What is being asked:
Scan the data below and pick out the lines containing the word "GAPDH".

─── Material for the task ───

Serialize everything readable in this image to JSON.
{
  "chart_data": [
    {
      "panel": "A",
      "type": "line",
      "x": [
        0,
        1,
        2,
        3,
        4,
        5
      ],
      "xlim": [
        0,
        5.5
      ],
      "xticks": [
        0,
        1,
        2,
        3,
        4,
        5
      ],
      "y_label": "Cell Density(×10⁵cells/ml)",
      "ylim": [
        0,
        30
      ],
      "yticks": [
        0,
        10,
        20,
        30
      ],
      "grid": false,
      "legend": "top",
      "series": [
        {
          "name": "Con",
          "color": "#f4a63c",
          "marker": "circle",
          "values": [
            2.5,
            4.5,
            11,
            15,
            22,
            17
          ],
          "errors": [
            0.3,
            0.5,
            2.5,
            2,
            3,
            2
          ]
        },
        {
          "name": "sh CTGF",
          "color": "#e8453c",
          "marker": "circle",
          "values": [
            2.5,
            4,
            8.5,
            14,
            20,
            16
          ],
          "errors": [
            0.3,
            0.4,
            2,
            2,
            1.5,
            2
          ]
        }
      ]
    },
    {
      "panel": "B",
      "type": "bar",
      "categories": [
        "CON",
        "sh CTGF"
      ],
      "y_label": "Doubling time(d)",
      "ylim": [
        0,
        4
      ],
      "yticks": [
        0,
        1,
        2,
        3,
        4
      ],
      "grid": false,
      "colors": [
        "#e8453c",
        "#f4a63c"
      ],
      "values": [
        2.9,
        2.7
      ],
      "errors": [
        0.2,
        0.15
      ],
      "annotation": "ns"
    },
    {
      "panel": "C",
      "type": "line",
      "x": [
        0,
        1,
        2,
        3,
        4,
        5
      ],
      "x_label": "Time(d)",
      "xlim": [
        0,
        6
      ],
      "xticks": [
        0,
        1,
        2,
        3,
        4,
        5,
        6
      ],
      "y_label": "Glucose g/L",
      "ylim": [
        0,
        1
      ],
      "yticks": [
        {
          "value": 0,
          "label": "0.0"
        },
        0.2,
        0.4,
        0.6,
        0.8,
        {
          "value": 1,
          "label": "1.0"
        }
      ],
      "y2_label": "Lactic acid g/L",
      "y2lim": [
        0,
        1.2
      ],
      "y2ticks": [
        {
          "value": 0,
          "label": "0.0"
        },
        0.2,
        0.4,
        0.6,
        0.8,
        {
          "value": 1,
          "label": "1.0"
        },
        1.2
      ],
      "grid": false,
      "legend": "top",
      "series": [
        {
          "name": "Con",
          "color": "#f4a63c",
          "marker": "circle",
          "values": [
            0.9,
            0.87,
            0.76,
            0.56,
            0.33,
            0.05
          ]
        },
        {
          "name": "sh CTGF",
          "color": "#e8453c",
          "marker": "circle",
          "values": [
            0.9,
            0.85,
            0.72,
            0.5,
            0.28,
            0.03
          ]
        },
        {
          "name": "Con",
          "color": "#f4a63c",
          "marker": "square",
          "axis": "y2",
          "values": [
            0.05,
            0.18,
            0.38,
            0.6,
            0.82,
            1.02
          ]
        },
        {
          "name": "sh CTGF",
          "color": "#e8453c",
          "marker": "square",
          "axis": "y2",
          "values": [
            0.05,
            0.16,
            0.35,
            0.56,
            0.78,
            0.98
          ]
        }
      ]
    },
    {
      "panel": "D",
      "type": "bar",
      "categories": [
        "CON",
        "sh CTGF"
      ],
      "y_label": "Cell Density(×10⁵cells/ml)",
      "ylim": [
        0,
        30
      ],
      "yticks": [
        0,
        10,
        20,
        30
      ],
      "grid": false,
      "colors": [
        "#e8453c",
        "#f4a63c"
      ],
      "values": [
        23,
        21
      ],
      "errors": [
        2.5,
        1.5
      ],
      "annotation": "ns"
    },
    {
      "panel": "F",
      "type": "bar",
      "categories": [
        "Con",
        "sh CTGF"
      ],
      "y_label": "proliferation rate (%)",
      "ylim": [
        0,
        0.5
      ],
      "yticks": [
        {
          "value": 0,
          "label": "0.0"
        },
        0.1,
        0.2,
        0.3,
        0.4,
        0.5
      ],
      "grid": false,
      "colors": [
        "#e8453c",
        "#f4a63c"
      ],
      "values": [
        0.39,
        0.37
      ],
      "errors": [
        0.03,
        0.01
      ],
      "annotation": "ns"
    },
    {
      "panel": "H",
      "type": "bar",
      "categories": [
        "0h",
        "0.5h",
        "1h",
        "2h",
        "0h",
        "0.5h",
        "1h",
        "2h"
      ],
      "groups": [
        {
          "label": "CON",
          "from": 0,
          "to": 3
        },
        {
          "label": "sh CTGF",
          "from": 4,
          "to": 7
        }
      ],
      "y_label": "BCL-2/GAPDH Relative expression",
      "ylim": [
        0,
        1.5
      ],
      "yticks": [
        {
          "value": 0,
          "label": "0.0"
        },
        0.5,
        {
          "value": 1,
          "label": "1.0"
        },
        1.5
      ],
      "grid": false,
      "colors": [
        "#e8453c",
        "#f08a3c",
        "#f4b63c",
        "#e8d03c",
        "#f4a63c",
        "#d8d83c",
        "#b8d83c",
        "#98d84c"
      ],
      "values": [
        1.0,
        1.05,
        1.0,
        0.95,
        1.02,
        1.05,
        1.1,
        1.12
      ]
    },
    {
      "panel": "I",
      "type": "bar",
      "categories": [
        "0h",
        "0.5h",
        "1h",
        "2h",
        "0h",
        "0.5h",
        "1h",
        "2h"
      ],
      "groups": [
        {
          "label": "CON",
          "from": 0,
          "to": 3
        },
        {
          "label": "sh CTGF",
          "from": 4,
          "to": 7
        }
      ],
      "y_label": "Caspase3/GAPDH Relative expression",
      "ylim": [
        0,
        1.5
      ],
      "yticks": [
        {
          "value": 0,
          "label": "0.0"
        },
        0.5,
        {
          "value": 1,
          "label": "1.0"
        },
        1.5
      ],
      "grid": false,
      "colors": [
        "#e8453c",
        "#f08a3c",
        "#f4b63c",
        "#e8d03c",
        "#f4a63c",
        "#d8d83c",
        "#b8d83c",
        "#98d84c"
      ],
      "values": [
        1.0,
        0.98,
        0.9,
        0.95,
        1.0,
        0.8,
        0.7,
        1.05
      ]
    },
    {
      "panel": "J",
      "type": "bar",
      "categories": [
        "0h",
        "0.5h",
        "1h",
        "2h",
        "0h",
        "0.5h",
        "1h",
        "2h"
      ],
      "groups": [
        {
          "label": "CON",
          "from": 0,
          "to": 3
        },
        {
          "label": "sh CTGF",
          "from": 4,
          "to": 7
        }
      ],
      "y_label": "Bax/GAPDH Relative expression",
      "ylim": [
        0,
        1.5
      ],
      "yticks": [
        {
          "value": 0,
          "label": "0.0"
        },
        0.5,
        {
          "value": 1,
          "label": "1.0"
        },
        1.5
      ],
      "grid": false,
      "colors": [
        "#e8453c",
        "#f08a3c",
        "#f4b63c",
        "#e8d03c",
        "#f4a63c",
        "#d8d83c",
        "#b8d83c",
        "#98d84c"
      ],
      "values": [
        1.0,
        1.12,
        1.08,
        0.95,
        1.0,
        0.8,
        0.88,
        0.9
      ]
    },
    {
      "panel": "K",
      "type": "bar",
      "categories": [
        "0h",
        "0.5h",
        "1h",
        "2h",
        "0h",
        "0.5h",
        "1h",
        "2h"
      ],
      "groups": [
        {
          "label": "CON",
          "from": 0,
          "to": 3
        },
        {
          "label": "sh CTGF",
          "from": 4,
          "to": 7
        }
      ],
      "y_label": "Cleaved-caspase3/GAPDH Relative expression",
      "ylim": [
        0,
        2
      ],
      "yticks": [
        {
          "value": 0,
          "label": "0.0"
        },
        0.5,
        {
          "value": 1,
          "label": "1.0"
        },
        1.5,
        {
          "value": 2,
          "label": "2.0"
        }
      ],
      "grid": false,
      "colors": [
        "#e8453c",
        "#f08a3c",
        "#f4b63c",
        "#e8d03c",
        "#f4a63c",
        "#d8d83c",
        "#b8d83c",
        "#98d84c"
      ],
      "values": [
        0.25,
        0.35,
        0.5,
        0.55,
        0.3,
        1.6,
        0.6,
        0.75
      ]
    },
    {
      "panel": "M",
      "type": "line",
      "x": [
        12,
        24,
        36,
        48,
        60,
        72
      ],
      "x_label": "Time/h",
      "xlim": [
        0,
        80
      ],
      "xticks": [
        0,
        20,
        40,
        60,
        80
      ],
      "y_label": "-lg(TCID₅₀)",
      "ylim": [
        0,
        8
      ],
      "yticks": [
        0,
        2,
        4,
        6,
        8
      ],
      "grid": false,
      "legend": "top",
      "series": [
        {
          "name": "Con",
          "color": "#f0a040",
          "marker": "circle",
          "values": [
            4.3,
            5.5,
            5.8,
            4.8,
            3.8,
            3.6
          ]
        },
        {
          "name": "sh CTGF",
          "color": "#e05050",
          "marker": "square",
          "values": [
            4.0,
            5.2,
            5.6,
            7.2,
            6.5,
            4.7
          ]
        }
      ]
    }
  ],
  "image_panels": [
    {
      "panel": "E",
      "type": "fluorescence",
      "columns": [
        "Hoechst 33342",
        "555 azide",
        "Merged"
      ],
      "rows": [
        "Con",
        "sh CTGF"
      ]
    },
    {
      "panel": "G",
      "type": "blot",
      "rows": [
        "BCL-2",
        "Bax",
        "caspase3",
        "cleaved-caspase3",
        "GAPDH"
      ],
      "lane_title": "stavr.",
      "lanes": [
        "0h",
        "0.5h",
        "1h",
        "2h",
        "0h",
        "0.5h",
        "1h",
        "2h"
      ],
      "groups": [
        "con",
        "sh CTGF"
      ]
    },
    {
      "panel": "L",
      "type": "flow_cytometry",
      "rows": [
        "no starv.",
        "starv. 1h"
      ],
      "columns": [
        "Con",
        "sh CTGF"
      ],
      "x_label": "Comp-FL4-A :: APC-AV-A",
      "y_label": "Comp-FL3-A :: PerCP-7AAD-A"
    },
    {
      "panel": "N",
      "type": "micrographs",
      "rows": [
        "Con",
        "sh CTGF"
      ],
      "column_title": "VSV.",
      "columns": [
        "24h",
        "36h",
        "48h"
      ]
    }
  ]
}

───

Output for this task:
      "y_label": "BCL-2/GAPDH Relative expression",
      "y_label": "Caspase3/GAPDH Relative expression",
      "y_label": "Bax/GAPDH Relative expression",
      "y_label": "Cleaved-caspase3/GAPDH Relative expression",
        "GAPDH"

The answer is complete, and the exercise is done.